Description of the task. Copy out the items below, swapping each "element" for "object" and changing nothing else. Leave the pictures out.

Exercise materials.
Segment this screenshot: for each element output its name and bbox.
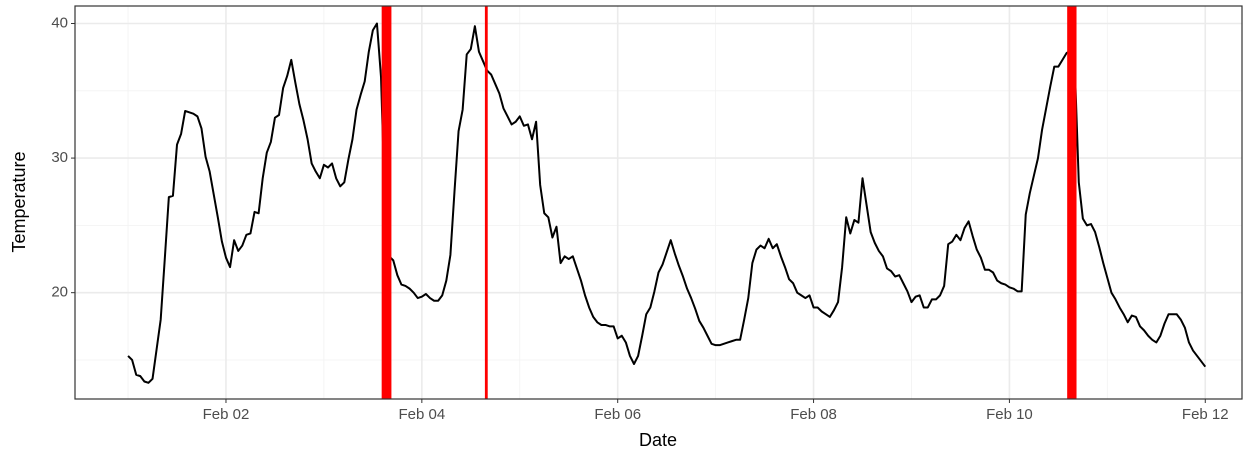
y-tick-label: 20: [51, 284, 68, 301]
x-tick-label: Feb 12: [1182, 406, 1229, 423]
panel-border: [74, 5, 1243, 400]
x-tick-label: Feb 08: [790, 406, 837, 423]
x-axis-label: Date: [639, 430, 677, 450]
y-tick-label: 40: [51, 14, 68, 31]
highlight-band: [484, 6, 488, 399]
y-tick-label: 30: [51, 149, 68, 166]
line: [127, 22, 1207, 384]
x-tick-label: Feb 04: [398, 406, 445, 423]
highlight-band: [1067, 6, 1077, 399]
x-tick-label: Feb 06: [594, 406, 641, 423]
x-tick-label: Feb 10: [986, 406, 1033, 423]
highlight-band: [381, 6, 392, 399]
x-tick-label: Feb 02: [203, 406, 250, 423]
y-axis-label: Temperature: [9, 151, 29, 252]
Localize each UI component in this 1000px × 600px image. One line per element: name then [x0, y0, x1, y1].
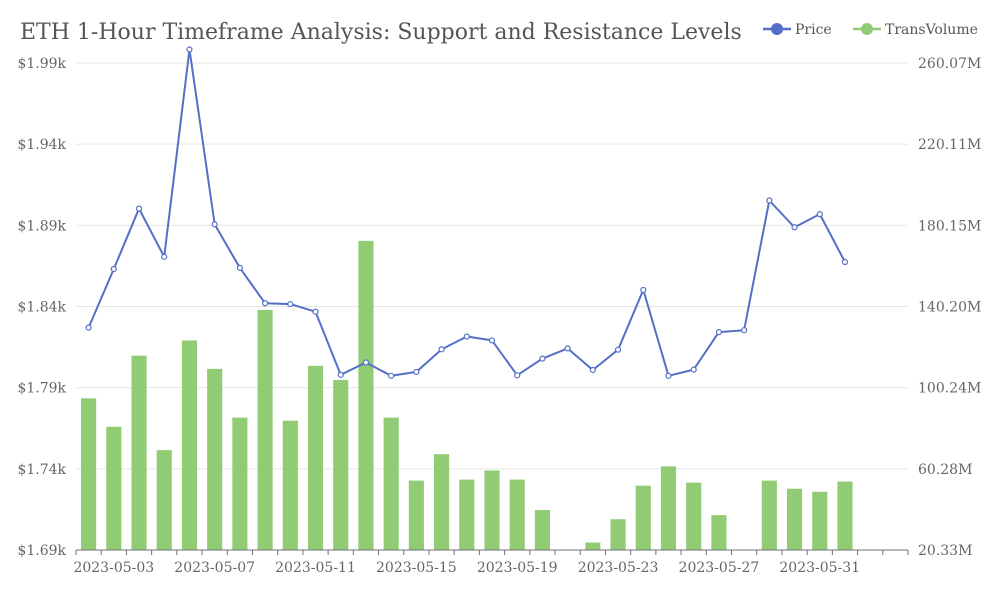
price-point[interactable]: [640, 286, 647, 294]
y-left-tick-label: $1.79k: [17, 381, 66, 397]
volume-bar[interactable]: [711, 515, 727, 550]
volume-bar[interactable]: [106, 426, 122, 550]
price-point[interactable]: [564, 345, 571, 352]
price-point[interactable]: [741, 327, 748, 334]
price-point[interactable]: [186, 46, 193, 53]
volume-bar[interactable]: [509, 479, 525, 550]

Final result.
Segment this screenshot: for each object output its name and bbox.
y-tick-label: 20: [51, 284, 68, 301]
x-tick-label: Feb 12: [1182, 406, 1229, 423]
panel-border: [74, 5, 1243, 400]
x-tick-label: Feb 08: [790, 406, 837, 423]
x-axis-label: Date: [639, 430, 677, 450]
y-tick-label: 40: [51, 14, 68, 31]
highlight-band: [484, 6, 488, 399]
y-tick-label: 30: [51, 149, 68, 166]
line: [127, 22, 1207, 384]
x-tick-label: Feb 04: [398, 406, 445, 423]
highlight-band: [1067, 6, 1077, 399]
x-tick-label: Feb 06: [594, 406, 641, 423]
x-tick-label: Feb 10: [986, 406, 1033, 423]
highlight-band: [381, 6, 392, 399]
x-tick-label: Feb 02: [203, 406, 250, 423]
y-axis-label: Temperature: [9, 151, 29, 252]
Localize each UI component in this 1000px × 600px image. One line per object: name then [x0, y0, x1, y1].
price-point[interactable]: [640, 286, 647, 294]
y-left-tick-label: $1.79k: [17, 381, 66, 397]
volume-bar[interactable]: [711, 515, 727, 550]
volume-bar[interactable]: [106, 426, 122, 550]
price-point[interactable]: [564, 345, 571, 352]
price-point[interactable]: [741, 327, 748, 334]
price-point[interactable]: [186, 46, 193, 53]
volume-bar[interactable]: [509, 479, 525, 550]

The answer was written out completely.